(Entries with figure data)

==*==

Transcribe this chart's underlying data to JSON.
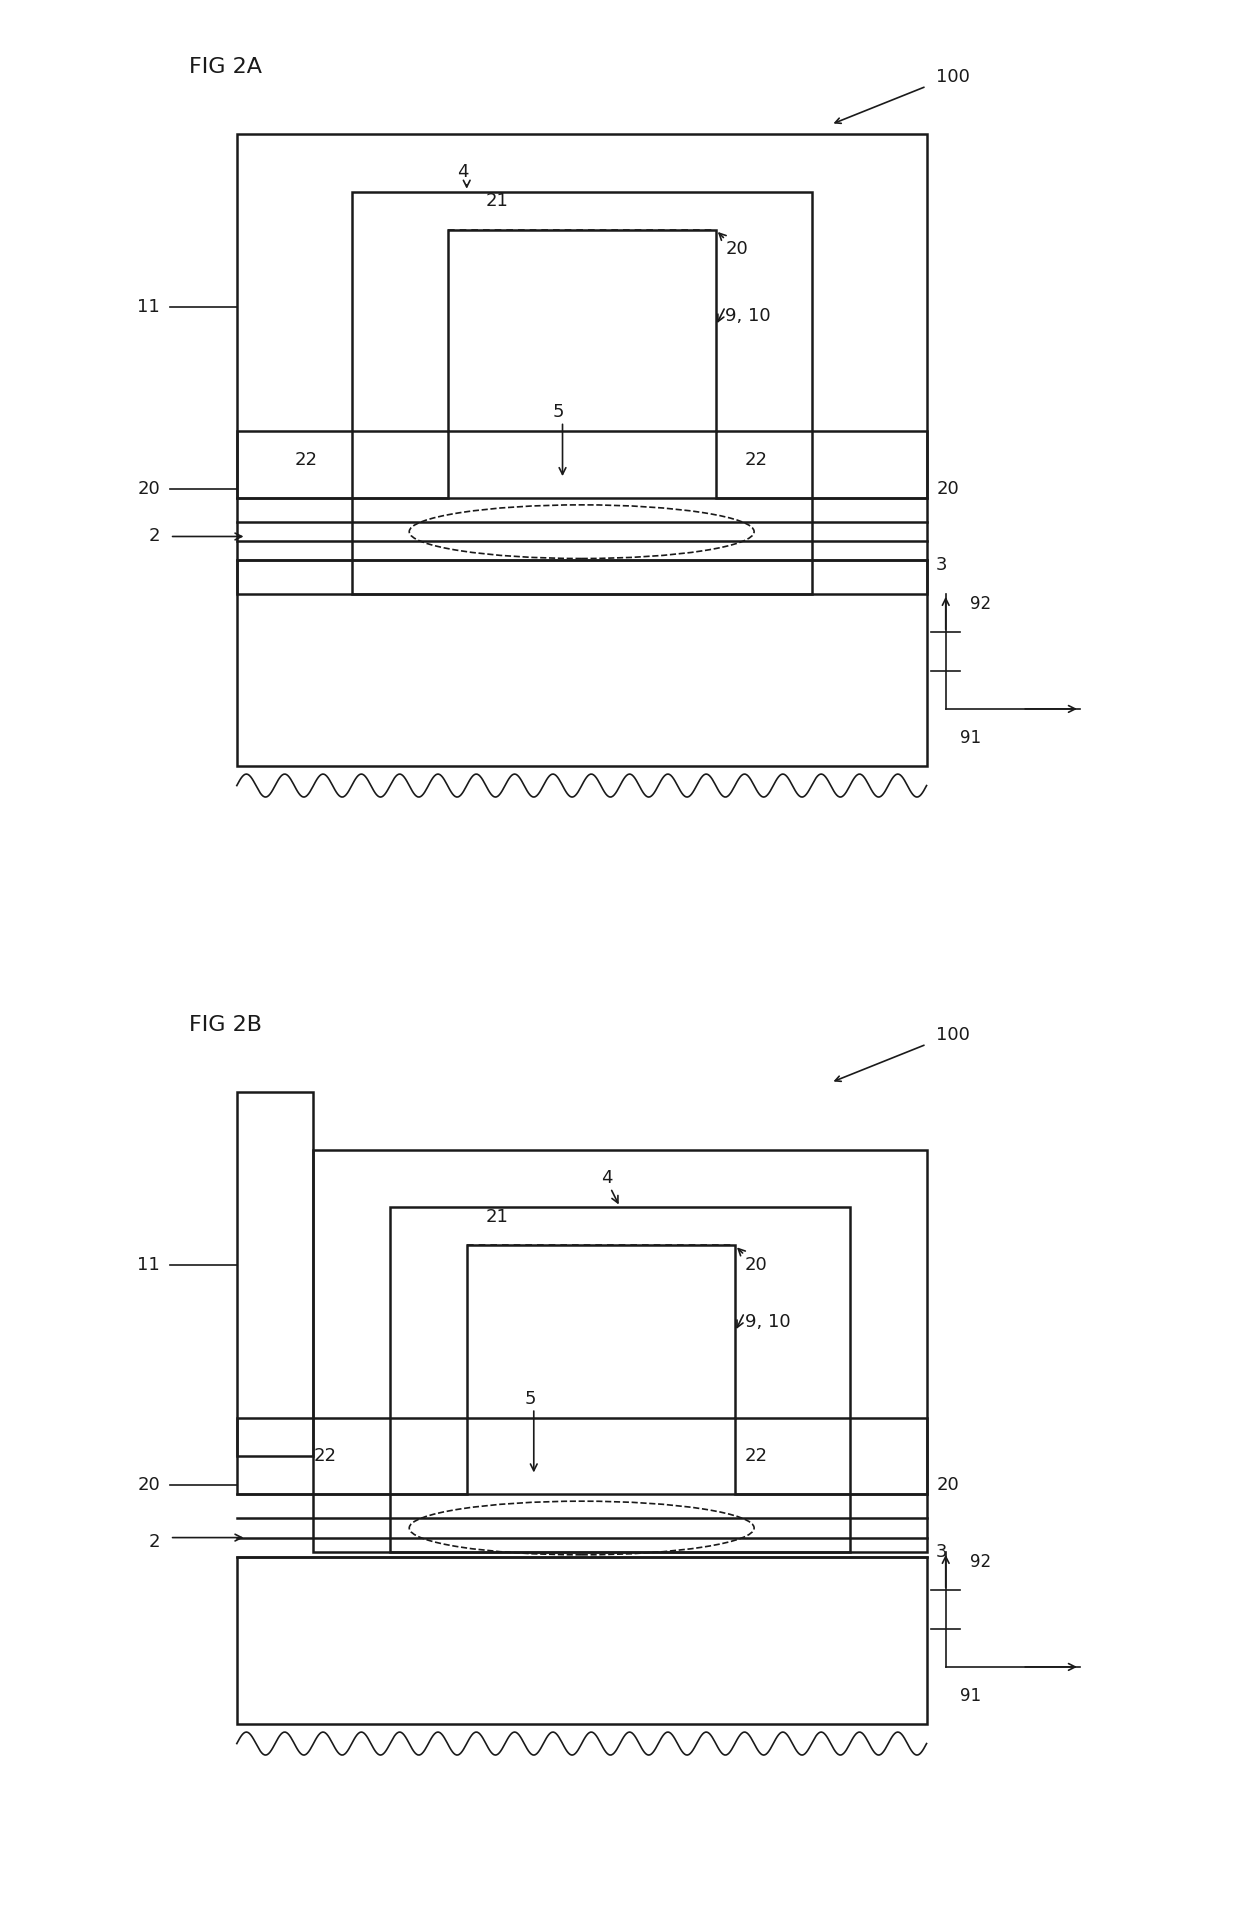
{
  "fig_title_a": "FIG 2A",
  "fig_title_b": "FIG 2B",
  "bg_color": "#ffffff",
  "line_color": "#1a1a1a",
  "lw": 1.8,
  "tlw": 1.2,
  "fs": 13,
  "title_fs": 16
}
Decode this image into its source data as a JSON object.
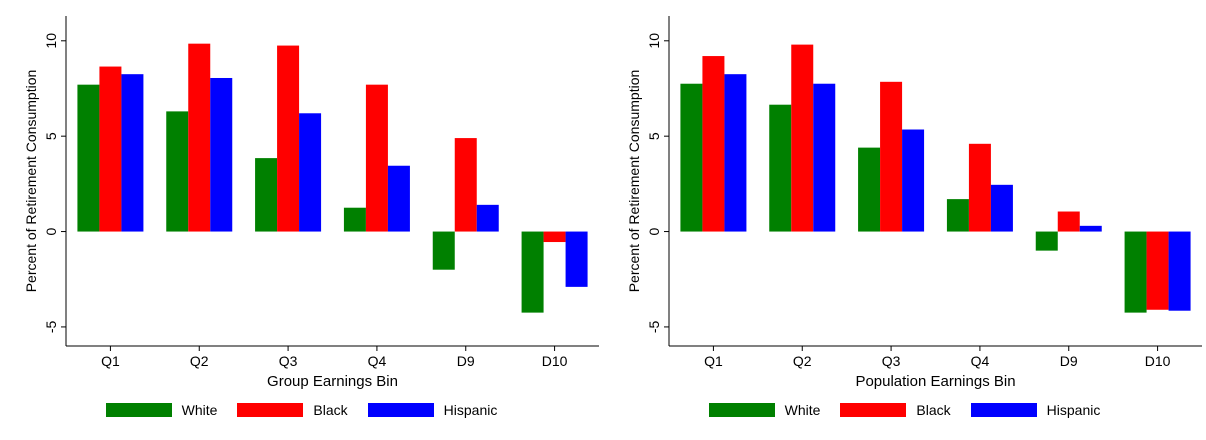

==*==

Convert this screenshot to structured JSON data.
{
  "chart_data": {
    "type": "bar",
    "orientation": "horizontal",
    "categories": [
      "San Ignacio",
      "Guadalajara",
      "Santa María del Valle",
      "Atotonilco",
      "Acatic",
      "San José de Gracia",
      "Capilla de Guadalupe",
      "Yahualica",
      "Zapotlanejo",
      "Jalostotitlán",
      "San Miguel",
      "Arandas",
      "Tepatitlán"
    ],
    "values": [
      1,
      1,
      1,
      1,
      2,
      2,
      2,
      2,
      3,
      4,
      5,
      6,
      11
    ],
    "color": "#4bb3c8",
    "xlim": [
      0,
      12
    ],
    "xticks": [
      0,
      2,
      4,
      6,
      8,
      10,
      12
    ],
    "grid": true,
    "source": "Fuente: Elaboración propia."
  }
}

==*==

- **PROBLEM REQUIREMENTS**
Copy exactly, and copy only, the lines from the one with "Transcribe this chart's" to the one with "Decode this image", ends included. Pictures are not part of the copy.

- **RESPONSE**
Transcribe this chart's underlying data to JSON.
{
  "fig_title_a": "FIG 2A",
  "fig_title_b": "FIG 2B",
  "bg_color": "#ffffff",
  "line_color": "#1a1a1a",
  "lw": 1.8,
  "tlw": 1.2,
  "fs": 13,
  "title_fs": 16
}
Decode this image into its source data as a JSON object.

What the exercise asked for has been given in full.